▸ **WHAT THE TASK ASKS**
Work out how many lines in the data hold the word "Patna", and reply with that number only.

▸ **DATASET ENTRIES**
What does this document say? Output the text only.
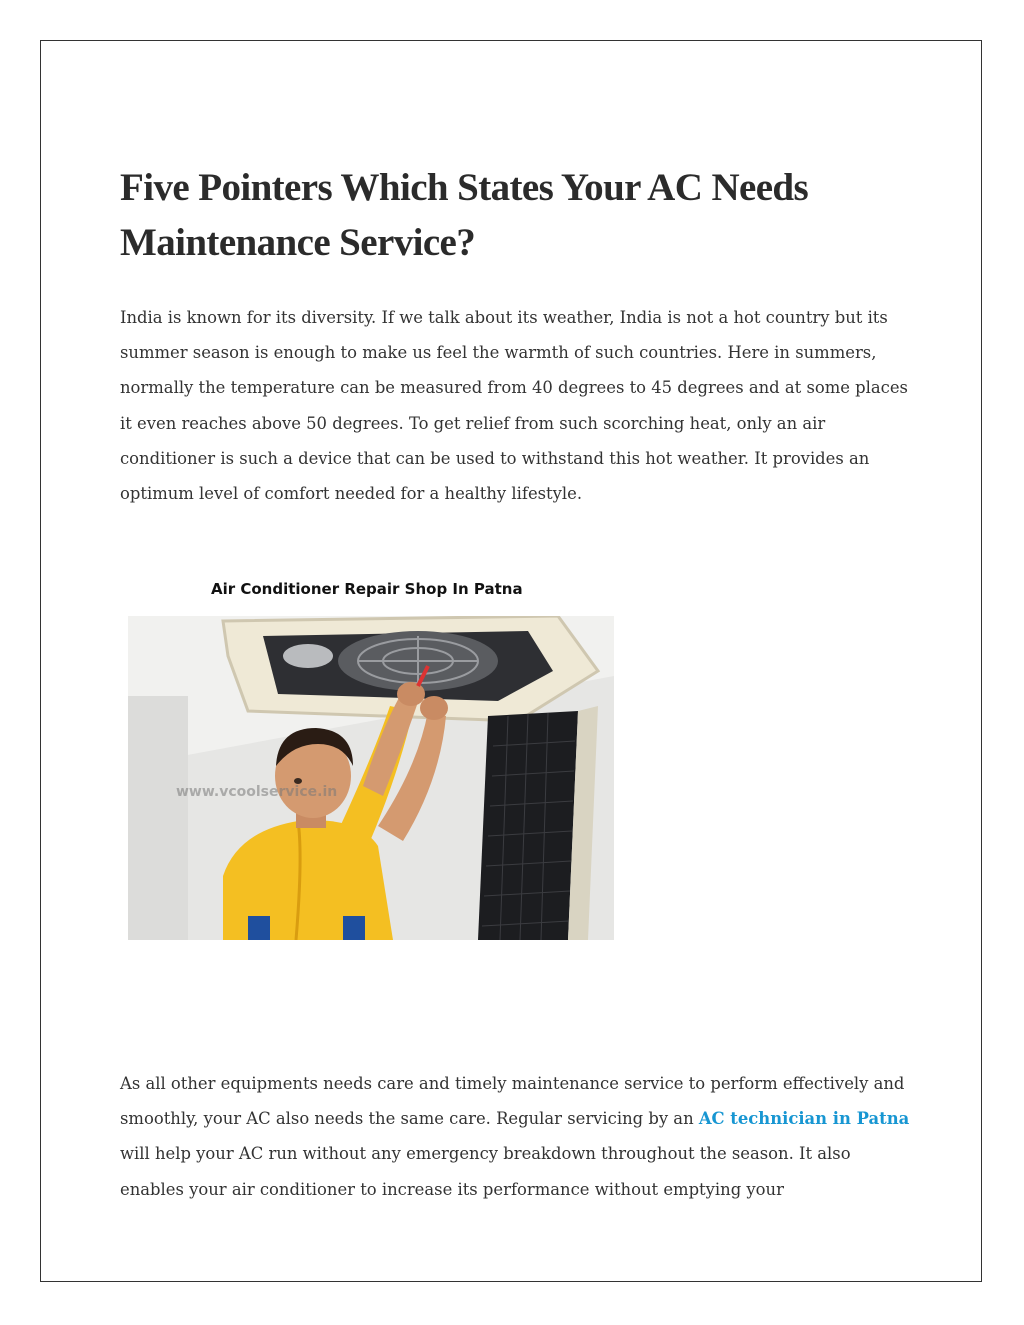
Five Pointers Which States Your AC Needs Maintenance Service?

India is known for its diversity. If we talk about its weather, India is not a hot country but its summer season is enough to make us feel the warmth of such countries. Here in summers, normally the temperature can be measured from 40 degrees to 45 degrees and at some places it even reaches above 50 degrees. To get relief from such scorching heat, only an air conditioner is such a device that can be used to withstand this hot weather. It provides an optimum level of comfort needed for a healthy lifestyle.

Air Conditioner Repair Shop In Patna
www.vcoolservice.in

As all other equipments needs care and timely maintenance service to perform effectively and smoothly, your AC also needs the same care. Regular servicing by an AC technician in Patna will help your AC run without any emergency breakdown throughout the season. It also enables your air conditioner to increase its performance without emptying your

▸ **RESULT FOR THIS TASK**
2